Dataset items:
___
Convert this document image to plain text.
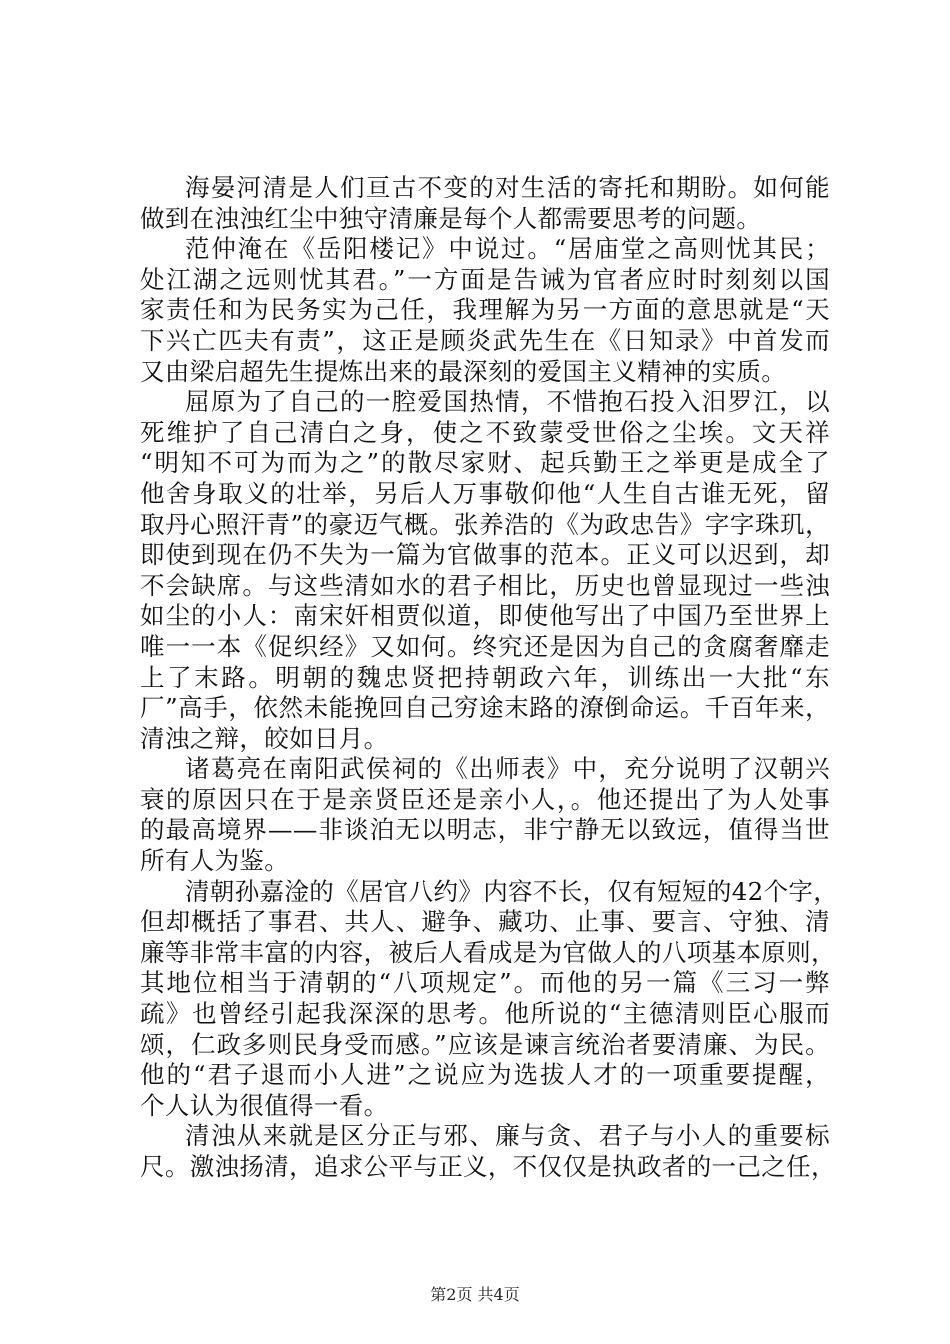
海晏河清是人们亘古不变的对生活的寄托和期盼。如何能
做到在浊浊红尘中独守清廉是每个人都需要思考的问题。
范仲淹在《岳阳楼记》中说过。“居庙堂之高则忧其民；
处江湖之远则忧其君。”一方面是告诫为官者应时时刻刻以国
家责任和为民务实为己任，我理解为另一方面的意思就是“天
下兴亡匹夫有责”，这正是顾炎武先生在《日知录》中首发而
又由梁启超先生提炼出来的最深刻的爱国主义精神的实质。
屈原为了自己的一腔爱国热情，不惜抱石投入汨罗江，以
死维护了自己清白之身，使之不致蒙受世俗之尘埃。文天祥
“明知不可为而为之”的散尽家财、起兵勤王之举更是成全了
他舍身取义的壮举，另后人万事敬仰他“人生自古谁无死，留
取丹心照汗青”的豪迈气概。张养浩的《为政忠告》字字珠玑，
即使到现在仍不失为一篇为官做事的范本。正义可以迟到，却
不会缺席。与这些清如水的君子相比，历史也曾显现过一些浊
如尘的小人：南宋奸相贾似道，即使他写出了中国乃至世界上
唯一一本《促织经》又如何。终究还是因为自己的贪腐奢靡走
上了末路。明朝的魏忠贤把持朝政六年，训练出一大批“东
厂”高手，依然未能挽回自己穷途末路的潦倒命运。千百年来，
清浊之辩，皎如日月。
诸葛亮在南阳武侯祠的《出师表》中，充分说明了汉朝兴
衰的原因只在于是亲贤臣还是亲小人，。他还提出了为人处事
的最高境界——非谈泊无以明志，非宁静无以致远，值得当世
所有人为鉴。
清朝孙嘉淦的《居官八约》内容不长，仅有短短的42个字，
但却概括了事君、共人、避争、藏功、止事、要言、守独、清
廉等非常丰富的内容，被后人看成是为官做人的八项基本原则，
其地位相当于清朝的“八项规定”。而他的另一篇《三习一弊
疏》也曾经引起我深深的思考。他所说的“主德清则臣心服而
颂，仁政多则民身受而感。”应该是谏言统治者要清廉、为民。
他的“君子退而小人进”之说应为选拔人才的一项重要提醒，
个人认为很值得一看。
清浊从来就是区分正与邪、廉与贪、君子与小人的重要标
尺。激浊扬清，追求公平与正义，不仅仅是执政者的一己之任，
第2页 共4页
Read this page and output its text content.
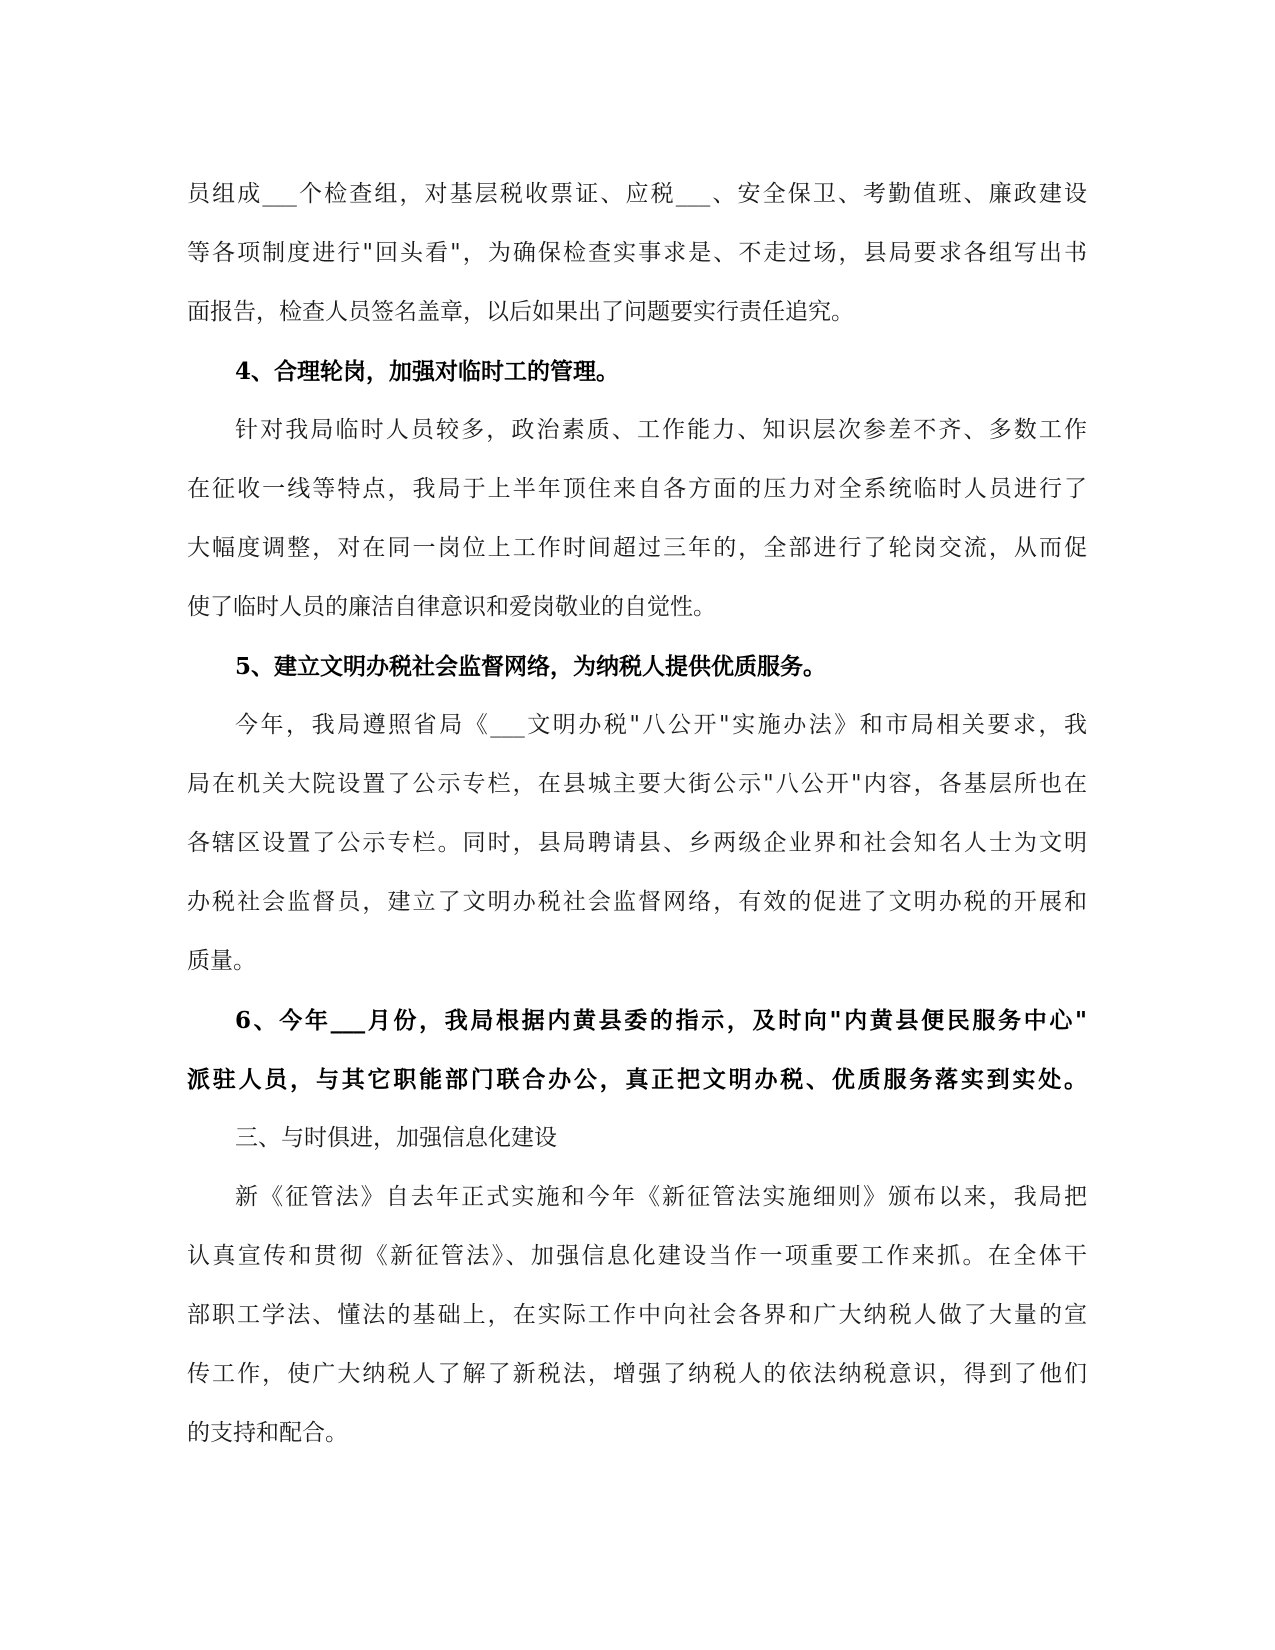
员组成___个检查组，对基层税收票证、应税___、安全保卫、考勤值班、廉政建设
等各项制度进行"回头看"，为确保检查实事求是、不走过场，县局要求各组写出书
面报告，检查人员签名盖章，以后如果出了问题要实行责任追究。
4、合理轮岗，加强对临时工的管理。
针对我局临时人员较多，政治素质、工作能力、知识层次参差不齐、多数工作
在征收一线等特点，我局于上半年顶住来自各方面的压力对全系统临时人员进行了
大幅度调整，对在同一岗位上工作时间超过三年的，全部进行了轮岗交流，从而促
使了临时人员的廉洁自律意识和爱岗敬业的自觉性。
5、建立文明办税社会监督网络，为纳税人提供优质服务。
今年，我局遵照省局《___文明办税"八公开"实施办法》和市局相关要求，我
局在机关大院设置了公示专栏，在县城主要大街公示"八公开"内容，各基层所也在
各辖区设置了公示专栏。同时，县局聘请县、乡两级企业界和社会知名人士为文明
办税社会监督员，建立了文明办税社会监督网络，有效的促进了文明办税的开展和
质量。
6、今年___月份，我局根据内黄县委的指示，及时向"内黄县便民服务中心"
派驻人员，与其它职能部门联合办公，真正把文明办税、优质服务落实到实处。
三、与时俱进，加强信息化建设
新《征管法》自去年正式实施和今年《新征管法实施细则》颁布以来，我局把
认真宣传和贯彻《新征管法》、加强信息化建设当作一项重要工作来抓。在全体干
部职工学法、懂法的基础上，在实际工作中向社会各界和广大纳税人做了大量的宣
传工作，使广大纳税人了解了新税法，增强了纳税人的依法纳税意识，得到了他们
的支持和配合。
___
Across the material above, how many lines include the string "this"? Only the number is wanted.

- _Response below_
2